Exercise objective: Exact reproduction is required for all entries.

Dataset records:

_ _ _

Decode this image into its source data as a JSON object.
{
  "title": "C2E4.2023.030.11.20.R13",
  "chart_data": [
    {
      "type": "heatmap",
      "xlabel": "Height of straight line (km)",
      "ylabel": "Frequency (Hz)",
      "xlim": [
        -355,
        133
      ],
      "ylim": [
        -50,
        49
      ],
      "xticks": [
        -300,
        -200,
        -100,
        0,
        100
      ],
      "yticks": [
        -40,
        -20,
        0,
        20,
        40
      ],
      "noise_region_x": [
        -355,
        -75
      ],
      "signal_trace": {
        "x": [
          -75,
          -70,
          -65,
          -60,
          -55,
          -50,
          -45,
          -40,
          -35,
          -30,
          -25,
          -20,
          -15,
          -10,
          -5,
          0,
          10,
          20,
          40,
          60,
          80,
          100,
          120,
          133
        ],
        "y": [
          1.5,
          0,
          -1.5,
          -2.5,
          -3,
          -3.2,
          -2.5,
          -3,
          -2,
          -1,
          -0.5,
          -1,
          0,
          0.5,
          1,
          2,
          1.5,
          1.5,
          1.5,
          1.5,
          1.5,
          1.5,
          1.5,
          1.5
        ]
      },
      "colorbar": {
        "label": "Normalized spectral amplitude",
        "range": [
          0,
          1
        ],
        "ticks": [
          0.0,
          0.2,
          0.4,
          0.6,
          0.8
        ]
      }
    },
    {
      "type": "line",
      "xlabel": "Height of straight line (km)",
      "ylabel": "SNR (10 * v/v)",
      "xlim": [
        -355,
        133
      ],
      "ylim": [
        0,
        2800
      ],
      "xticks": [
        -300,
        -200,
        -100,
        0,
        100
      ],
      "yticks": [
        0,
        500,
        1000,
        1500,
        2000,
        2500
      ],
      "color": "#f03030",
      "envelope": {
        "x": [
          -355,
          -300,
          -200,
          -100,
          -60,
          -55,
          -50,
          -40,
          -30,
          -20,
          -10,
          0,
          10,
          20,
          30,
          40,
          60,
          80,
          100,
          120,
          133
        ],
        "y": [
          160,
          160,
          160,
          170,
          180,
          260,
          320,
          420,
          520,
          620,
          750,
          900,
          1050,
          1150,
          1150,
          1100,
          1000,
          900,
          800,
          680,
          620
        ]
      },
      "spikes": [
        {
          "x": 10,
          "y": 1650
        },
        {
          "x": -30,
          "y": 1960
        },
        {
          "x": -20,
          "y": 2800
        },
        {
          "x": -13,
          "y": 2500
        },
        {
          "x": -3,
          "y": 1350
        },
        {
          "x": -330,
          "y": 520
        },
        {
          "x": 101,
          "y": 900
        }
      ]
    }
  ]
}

_ _ _

Result of this exercise:
Decode this image into its source data as a JSON object.
{
  "title": "C2E4.2023.030.11.20.R13",
  "chart_data": [
    {
      "type": "heatmap",
      "xlabel": "Height of straight line (km)",
      "ylabel": "Frequency (Hz)",
      "xlim": [
        -355,
        133
      ],
      "ylim": [
        -50,
        49
      ],
      "xticks": [
        -300,
        -200,
        -100,
        0,
        100
      ],
      "yticks": [
        -40,
        -20,
        0,
        20,
        40
      ],
      "noise_region_x": [
        -355,
        -75
      ],
      "signal_trace": {
        "x": [
          -75,
          -70,
          -65,
          -60,
          -55,
          -50,
          -45,
          -40,
          -35,
          -30,
          -25,
          -20,
          -15,
          -10,
          -5,
          0,
          10,
          20,
          40,
          60,
          80,
          100,
          120,
          133
        ],
        "y": [
          1.5,
          0,
          -1.5,
          -2.5,
          -3,
          -3.2,
          -2.5,
          -3,
          -2,
          -1,
          -0.5,
          -1,
          0,
          0.5,
          1,
          2,
          1.5,
          1.5,
          1.5,
          1.5,
          1.5,
          1.5,
          1.5,
          1.5
        ]
      },
      "colorbar": {
        "label": "Normalized spectral amplitude",
        "range": [
          0,
          1
        ],
        "ticks": [
          0.0,
          0.2,
          0.4,
          0.6,
          0.8
        ]
      }
    },
    {
      "type": "line",
      "xlabel": "Height of straight line (km)",
      "ylabel": "SNR (10 * v/v)",
      "xlim": [
        -355,
        133
      ],
      "ylim": [
        0,
        2800
      ],
      "xticks": [
        -300,
        -200,
        -100,
        0,
        100
      ],
      "yticks": [
        0,
        500,
        1000,
        1500,
        2000,
        2500
      ],
      "color": "#f03030",
      "envelope": {
        "x": [
          -355,
          -300,
          -200,
          -100,
          -60,
          -55,
          -50,
          -40,
          -30,
          -20,
          -10,
          0,
          10,
          20,
          30,
          40,
          60,
          80,
          100,
          120,
          133
        ],
        "y": [
          160,
          160,
          160,
          170,
          180,
          260,
          320,
          420,
          520,
          620,
          750,
          900,
          1050,
          1150,
          1150,
          1100,
          1000,
          900,
          800,
          680,
          620
        ]
      },
      "spikes": [
        {
          "x": 10,
          "y": 1650
        },
        {
          "x": -30,
          "y": 1960
        },
        {
          "x": -20,
          "y": 2800
        },
        {
          "x": -13,
          "y": 2500
        },
        {
          "x": -3,
          "y": 1350
        },
        {
          "x": -330,
          "y": 520
        },
        {
          "x": 101,
          "y": 900
        }
      ]
    }
  ]
}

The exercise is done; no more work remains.